start RECORDS SUPPLIED
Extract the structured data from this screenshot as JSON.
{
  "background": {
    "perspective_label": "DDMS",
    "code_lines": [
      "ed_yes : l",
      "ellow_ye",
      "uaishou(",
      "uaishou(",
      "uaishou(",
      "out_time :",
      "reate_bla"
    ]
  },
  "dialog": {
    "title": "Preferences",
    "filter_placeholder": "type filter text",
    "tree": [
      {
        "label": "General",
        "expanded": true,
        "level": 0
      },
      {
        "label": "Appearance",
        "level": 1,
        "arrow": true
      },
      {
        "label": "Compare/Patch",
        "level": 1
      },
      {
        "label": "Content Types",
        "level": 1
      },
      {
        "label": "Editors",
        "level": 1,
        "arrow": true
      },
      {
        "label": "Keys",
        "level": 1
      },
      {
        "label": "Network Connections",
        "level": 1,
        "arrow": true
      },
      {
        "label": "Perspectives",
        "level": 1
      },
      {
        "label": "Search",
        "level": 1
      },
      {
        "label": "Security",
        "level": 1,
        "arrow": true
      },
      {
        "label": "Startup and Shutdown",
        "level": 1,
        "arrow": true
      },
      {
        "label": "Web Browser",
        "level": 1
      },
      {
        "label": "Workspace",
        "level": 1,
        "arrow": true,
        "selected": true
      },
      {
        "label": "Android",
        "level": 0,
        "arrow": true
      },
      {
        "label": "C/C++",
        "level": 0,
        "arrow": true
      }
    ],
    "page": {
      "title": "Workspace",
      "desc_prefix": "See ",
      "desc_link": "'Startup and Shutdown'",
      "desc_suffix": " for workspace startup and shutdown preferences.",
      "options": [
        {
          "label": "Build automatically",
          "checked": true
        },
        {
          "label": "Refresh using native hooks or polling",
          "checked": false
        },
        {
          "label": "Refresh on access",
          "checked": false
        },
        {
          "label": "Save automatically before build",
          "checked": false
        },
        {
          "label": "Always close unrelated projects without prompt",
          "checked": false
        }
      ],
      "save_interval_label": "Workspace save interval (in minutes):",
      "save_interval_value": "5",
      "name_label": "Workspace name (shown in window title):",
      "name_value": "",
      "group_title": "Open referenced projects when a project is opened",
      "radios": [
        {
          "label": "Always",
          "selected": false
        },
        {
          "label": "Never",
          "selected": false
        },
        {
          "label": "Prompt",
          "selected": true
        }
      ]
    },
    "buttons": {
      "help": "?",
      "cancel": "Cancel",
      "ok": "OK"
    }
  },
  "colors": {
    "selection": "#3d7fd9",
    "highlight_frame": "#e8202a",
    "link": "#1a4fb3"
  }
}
end RECORDS SUPPLIED
▸ **YOUR TASK**: Make an exact copy of all the data.

▸ **OUTPUT FOR THIS EXERCISE**:
Extract the structured data from this screenshot as JSON.
{
  "background": {
    "perspective_label": "DDMS",
    "code_lines": [
      "ed_yes : l",
      "ellow_ye",
      "uaishou(",
      "uaishou(",
      "uaishou(",
      "out_time :",
      "reate_bla"
    ]
  },
  "dialog": {
    "title": "Preferences",
    "filter_placeholder": "type filter text",
    "tree": [
      {
        "label": "General",
        "expanded": true,
        "level": 0
      },
      {
        "label": "Appearance",
        "level": 1,
        "arrow": true
      },
      {
        "label": "Compare/Patch",
        "level": 1
      },
      {
        "label": "Content Types",
        "level": 1
      },
      {
        "label": "Editors",
        "level": 1,
        "arrow": true
      },
      {
        "label": "Keys",
        "level": 1
      },
      {
        "label": "Network Connections",
        "level": 1,
        "arrow": true
      },
      {
        "label": "Perspectives",
        "level": 1
      },
      {
        "label": "Search",
        "level": 1
      },
      {
        "label": "Security",
        "level": 1,
        "arrow": true
      },
      {
        "label": "Startup and Shutdown",
        "level": 1,
        "arrow": true
      },
      {
        "label": "Web Browser",
        "level": 1
      },
      {
        "label": "Workspace",
        "level": 1,
        "arrow": true,
        "selected": true
      },
      {
        "label": "Android",
        "level": 0,
        "arrow": true
      },
      {
        "label": "C/C++",
        "level": 0,
        "arrow": true
      }
    ],
    "page": {
      "title": "Workspace",
      "desc_prefix": "See ",
      "desc_link": "'Startup and Shutdown'",
      "desc_suffix": " for workspace startup and shutdown preferences.",
      "options": [
        {
          "label": "Build automatically",
          "checked": true
        },
        {
          "label": "Refresh using native hooks or polling",
          "checked": false
        },
        {
          "label": "Refresh on access",
          "checked": false
        },
        {
          "label": "Save automatically before build",
          "checked": false
        },
        {
          "label": "Always close unrelated projects without prompt",
          "checked": false
        }
      ],
      "save_interval_label": "Workspace save interval (in minutes):",
      "save_interval_value": "5",
      "name_label": "Workspace name (shown in window title):",
      "name_value": "",
      "group_title": "Open referenced projects when a project is opened",
      "radios": [
        {
          "label": "Always",
          "selected": false
        },
        {
          "label": "Never",
          "selected": false
        },
        {
          "label": "Prompt",
          "selected": true
        }
      ]
    },
    "buttons": {
      "help": "?",
      "cancel": "Cancel",
      "ok": "OK"
    }
  },
  "colors": {
    "selection": "#3d7fd9",
    "highlight_frame": "#e8202a",
    "link": "#1a4fb3"
  }
}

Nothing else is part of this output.